--- Raw data ---

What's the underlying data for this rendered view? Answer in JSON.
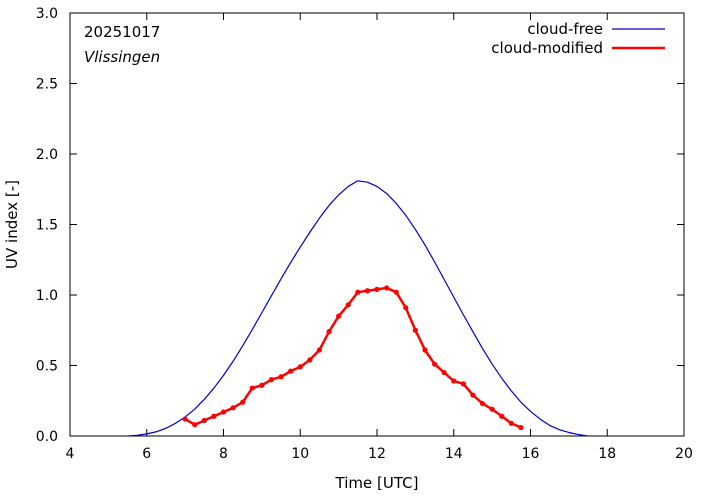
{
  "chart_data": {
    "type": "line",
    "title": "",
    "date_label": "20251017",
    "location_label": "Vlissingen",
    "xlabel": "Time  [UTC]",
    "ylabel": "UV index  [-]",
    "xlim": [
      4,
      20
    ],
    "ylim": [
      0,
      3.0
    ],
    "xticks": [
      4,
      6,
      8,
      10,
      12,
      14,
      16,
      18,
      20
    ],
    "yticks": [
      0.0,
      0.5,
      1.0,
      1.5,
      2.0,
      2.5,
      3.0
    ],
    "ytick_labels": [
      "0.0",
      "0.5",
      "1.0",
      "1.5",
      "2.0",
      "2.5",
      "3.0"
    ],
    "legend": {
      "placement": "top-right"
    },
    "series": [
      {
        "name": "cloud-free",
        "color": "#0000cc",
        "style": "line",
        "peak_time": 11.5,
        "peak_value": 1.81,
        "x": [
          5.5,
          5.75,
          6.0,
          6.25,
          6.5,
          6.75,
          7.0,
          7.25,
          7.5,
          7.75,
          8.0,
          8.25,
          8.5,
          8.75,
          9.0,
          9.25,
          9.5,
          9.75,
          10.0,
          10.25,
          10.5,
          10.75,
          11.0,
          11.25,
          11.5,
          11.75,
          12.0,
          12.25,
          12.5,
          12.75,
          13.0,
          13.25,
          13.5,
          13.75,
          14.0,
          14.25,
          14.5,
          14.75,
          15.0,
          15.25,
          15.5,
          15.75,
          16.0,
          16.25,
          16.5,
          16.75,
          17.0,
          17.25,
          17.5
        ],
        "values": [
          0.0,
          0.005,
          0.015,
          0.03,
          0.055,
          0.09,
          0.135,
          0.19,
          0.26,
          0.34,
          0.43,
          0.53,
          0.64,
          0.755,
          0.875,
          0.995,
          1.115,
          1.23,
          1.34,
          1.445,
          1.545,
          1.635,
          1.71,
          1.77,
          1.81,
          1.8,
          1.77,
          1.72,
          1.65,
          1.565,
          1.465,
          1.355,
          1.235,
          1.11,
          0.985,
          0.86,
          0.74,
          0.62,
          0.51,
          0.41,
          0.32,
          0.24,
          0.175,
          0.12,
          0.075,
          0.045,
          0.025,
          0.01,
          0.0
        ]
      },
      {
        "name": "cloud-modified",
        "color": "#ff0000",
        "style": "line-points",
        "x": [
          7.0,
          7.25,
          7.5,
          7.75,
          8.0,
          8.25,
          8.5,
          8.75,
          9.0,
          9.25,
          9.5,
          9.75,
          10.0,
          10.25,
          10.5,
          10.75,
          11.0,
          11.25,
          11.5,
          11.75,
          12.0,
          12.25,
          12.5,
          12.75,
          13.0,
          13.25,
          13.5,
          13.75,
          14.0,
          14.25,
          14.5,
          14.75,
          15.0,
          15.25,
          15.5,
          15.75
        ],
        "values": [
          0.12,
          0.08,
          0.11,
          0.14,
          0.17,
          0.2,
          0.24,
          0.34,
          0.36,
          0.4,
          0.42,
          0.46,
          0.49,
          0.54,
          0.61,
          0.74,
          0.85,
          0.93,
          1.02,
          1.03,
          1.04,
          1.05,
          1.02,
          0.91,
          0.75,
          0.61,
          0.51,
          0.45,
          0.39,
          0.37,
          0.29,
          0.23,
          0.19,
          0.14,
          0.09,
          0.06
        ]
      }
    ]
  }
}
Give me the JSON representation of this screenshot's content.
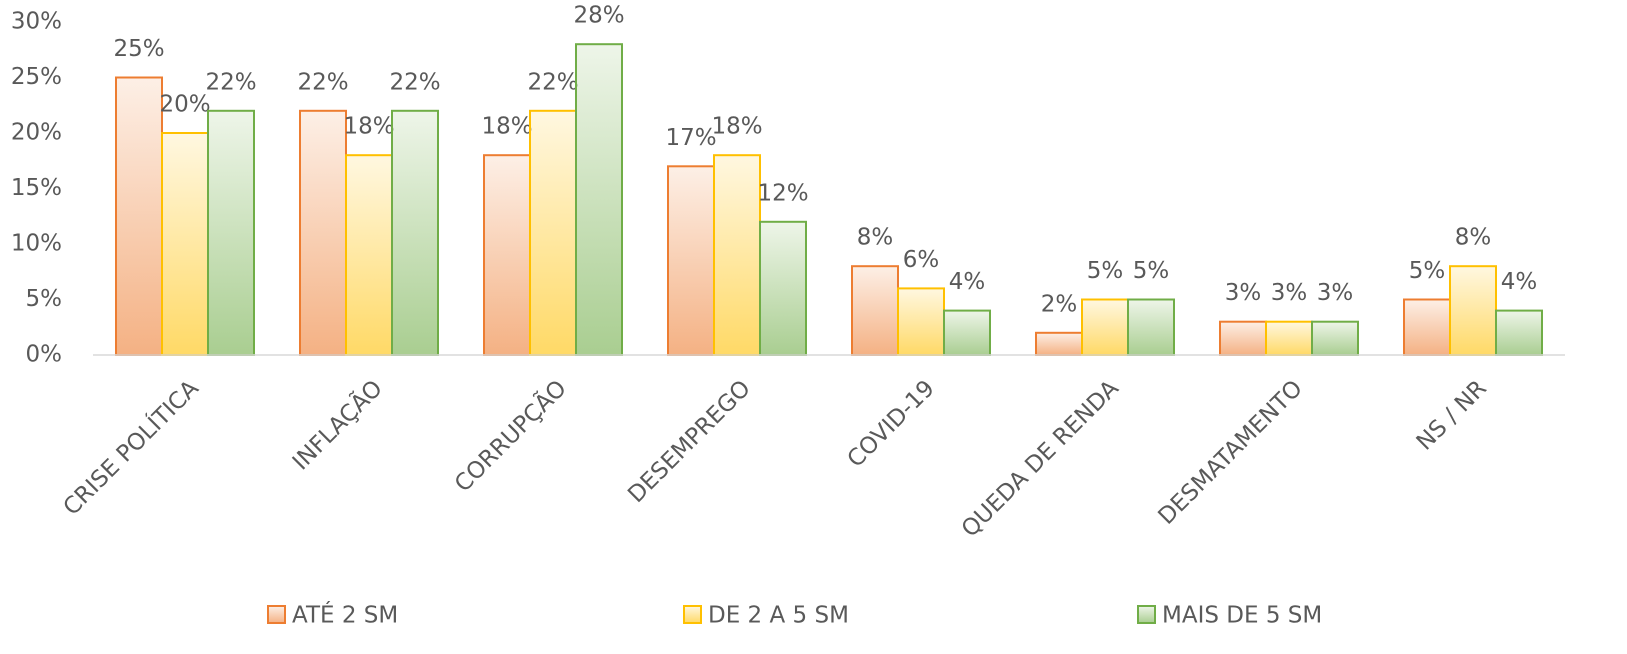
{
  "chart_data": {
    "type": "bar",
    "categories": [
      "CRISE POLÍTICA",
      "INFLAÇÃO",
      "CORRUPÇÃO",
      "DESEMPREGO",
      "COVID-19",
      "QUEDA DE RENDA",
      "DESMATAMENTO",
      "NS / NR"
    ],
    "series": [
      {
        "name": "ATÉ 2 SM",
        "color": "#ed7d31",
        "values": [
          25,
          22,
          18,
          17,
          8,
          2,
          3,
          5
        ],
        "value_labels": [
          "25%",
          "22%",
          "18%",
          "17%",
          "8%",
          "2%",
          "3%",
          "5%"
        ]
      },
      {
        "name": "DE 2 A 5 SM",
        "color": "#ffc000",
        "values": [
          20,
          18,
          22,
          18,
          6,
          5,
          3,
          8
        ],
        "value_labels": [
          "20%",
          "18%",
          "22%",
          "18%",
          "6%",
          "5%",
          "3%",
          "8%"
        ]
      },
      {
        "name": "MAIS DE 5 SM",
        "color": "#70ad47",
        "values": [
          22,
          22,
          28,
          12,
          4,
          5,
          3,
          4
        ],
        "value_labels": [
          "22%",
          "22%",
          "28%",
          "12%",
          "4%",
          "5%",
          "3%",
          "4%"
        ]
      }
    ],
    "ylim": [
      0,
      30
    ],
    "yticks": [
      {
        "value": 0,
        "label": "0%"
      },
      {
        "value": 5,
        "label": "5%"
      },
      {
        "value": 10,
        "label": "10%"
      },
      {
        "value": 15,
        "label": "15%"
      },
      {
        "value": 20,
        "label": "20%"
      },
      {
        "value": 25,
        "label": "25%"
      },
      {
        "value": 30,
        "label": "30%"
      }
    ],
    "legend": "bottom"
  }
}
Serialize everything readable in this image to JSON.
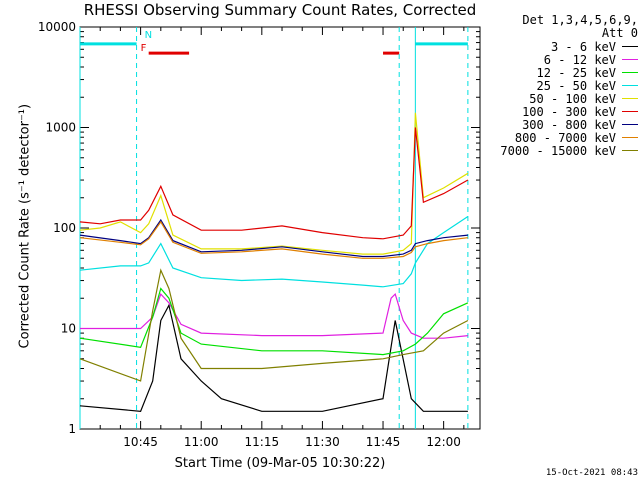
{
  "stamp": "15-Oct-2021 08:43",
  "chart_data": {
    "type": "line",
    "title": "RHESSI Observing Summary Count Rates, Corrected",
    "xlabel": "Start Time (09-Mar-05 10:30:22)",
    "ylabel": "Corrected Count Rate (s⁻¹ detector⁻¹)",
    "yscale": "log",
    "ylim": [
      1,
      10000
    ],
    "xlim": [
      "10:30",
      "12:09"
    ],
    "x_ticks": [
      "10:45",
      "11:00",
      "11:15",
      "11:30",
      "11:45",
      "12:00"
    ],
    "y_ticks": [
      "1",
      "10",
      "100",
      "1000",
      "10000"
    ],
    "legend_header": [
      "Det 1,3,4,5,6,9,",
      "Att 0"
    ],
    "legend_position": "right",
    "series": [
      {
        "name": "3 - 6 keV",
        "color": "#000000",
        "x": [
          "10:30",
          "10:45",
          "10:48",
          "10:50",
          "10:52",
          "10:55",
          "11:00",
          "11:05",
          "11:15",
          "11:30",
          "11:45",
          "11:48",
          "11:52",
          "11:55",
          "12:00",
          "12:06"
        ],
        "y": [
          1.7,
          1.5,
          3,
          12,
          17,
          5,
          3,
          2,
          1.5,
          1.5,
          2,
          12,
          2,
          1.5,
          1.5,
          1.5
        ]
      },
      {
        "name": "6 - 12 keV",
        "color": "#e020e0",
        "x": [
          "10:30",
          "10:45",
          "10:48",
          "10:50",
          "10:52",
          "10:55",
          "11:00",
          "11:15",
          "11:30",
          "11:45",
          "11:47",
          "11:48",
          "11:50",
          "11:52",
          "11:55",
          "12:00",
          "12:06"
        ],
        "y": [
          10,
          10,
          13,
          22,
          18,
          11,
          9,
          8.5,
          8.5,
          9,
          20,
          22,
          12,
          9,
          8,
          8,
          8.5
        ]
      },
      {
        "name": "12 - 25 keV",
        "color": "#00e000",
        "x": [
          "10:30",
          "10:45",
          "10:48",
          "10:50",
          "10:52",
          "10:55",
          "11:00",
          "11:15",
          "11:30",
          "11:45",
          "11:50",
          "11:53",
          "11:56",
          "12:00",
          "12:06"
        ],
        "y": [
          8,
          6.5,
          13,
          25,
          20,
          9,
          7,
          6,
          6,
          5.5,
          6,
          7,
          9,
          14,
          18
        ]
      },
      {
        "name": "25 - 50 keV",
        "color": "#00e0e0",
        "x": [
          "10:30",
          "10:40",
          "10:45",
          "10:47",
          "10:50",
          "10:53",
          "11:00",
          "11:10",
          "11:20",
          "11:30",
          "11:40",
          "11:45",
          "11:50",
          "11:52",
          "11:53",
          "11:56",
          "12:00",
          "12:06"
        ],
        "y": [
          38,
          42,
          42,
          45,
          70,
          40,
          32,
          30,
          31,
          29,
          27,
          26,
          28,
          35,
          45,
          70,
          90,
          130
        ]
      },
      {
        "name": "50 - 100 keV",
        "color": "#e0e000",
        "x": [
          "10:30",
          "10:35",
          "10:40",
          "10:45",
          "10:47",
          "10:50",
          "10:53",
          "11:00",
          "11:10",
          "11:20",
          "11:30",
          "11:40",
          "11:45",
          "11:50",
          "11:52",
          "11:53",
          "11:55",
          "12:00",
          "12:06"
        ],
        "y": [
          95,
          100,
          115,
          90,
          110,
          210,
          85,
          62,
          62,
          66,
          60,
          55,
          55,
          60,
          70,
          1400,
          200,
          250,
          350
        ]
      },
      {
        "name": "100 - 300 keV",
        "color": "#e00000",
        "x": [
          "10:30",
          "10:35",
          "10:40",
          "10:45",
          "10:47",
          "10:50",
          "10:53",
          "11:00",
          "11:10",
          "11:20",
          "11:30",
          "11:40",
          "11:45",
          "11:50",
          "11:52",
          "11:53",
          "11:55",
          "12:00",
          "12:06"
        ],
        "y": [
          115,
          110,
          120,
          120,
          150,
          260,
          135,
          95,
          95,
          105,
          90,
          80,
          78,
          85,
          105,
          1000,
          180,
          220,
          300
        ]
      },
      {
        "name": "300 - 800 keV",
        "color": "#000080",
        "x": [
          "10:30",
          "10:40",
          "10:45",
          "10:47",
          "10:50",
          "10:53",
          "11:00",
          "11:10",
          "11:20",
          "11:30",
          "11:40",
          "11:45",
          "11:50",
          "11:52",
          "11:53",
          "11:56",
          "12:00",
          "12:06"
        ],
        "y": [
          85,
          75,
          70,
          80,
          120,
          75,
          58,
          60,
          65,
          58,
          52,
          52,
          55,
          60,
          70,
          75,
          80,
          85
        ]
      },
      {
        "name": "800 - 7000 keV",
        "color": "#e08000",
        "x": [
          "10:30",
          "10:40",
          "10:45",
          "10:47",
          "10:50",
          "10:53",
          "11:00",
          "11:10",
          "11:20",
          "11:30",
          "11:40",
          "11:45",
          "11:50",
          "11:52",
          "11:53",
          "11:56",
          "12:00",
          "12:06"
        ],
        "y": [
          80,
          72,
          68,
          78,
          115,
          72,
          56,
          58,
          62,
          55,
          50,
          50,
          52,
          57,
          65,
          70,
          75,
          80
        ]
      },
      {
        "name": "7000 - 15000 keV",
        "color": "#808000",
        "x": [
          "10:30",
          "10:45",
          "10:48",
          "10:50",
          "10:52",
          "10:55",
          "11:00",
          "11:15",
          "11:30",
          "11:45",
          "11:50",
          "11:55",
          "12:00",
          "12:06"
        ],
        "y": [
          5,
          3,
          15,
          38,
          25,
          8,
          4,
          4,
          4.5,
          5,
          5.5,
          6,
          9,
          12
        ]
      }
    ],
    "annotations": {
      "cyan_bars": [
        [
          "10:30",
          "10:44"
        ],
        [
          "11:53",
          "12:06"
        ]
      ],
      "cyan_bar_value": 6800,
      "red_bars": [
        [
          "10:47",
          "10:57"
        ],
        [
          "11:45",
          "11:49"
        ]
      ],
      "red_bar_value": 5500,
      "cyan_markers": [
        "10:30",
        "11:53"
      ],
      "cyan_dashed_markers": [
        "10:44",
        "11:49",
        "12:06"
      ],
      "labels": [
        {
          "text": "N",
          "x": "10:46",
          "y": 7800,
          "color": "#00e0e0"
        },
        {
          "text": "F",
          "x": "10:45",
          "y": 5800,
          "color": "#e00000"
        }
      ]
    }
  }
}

---

> _Exercise details_: Your task is to list each line of the records with the word "right".

> _Result of the task_:
      "placement": "top-right"
    "legend_position": "right",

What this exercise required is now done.